Exercise details -> Go through the listing and set it down exactly, leaving out its pictures.

Records for this exercise ->
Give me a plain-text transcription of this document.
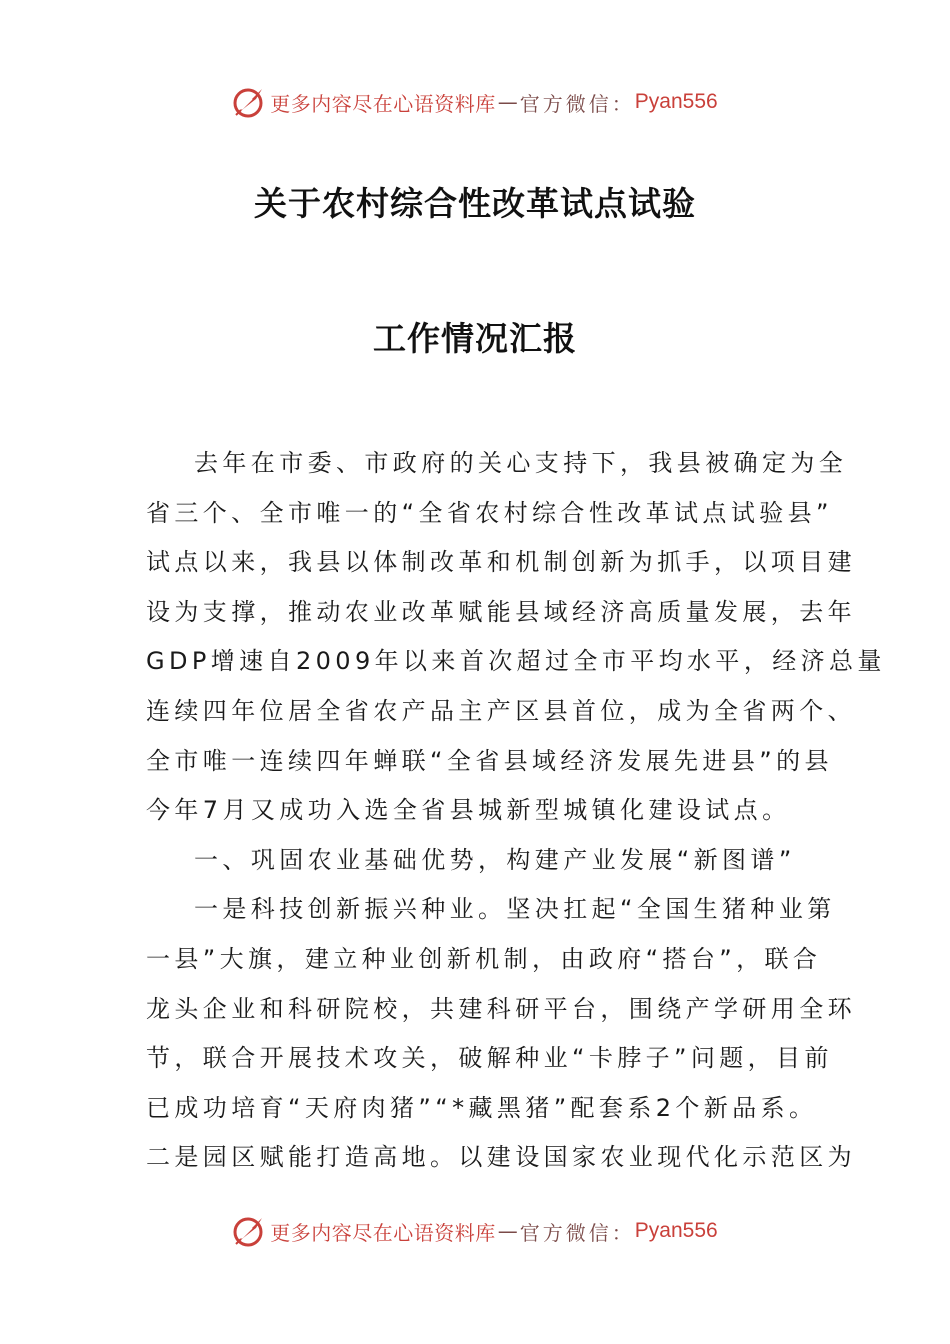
更多内容尽在心语资料库 — 官方微信： Pyan556
关于农村综合性改革试点试验
工作情况汇报
去年在市委、市政府的关心支持下，我县被确定为全
省三个、全市唯一的“全省农村综合性改革试点试验县”
试点以来，我县以体制改革和机制创新为抓手，以项目建
设为支撑，推动农业改革赋能县域经济高质量发展，去年
GDP增速自2009年以来首次超过全市平均水平，经济总量
连续四年位居全省农产品主产区县首位，成为全省两个、
全市唯一连续四年蝉联“全省县域经济发展先进县”的县
今年7月又成功入选全省县城新型城镇化建设试点。
一、巩固农业基础优势，构建产业发展“新图谱”
一是科技创新振兴种业。坚决扛起“全国生猪种业第
一县”大旗，建立种业创新机制，由政府“搭台”，联合
龙头企业和科研院校，共建科研平台，围绕产学研用全环
节，联合开展技术攻关，破解种业“卡脖子”问题，目前
已成功培育“天府肉猪”“*藏黑猪”配套系2个新品系。
二是园区赋能打造高地。以建设国家农业现代化示范区为
更多内容尽在心语资料库 — 官方微信： Pyan556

Task solution ->
Give me a plain-text transcription of this document.
更多内容尽在心语资料库 — 官方微信： Pyan556
关于农村综合性改革试点试验
工作情况汇报
去年在市委、市政府的关心支持下，我县被确定为全
省三个、全市唯一的“全省农村综合性改革试点试验县”
试点以来，我县以体制改革和机制创新为抓手，以项目建
设为支撑，推动农业改革赋能县域经济高质量发展，去年
GDP增速自2009年以来首次超过全市平均水平，经济总量
连续四年位居全省农产品主产区县首位，成为全省两个、
全市唯一连续四年蝉联“全省县域经济发展先进县”的县
今年7月又成功入选全省县城新型城镇化建设试点。
一、巩固农业基础优势，构建产业发展“新图谱”
一是科技创新振兴种业。坚决扛起“全国生猪种业第
一县”大旗，建立种业创新机制，由政府“搭台”，联合
龙头企业和科研院校，共建科研平台，围绕产学研用全环
节，联合开展技术攻关，破解种业“卡脖子”问题，目前
已成功培育“天府肉猪”“*藏黑猪”配套系2个新品系。
二是园区赋能打造高地。以建设国家农业现代化示范区为
更多内容尽在心语资料库 — 官方微信： Pyan556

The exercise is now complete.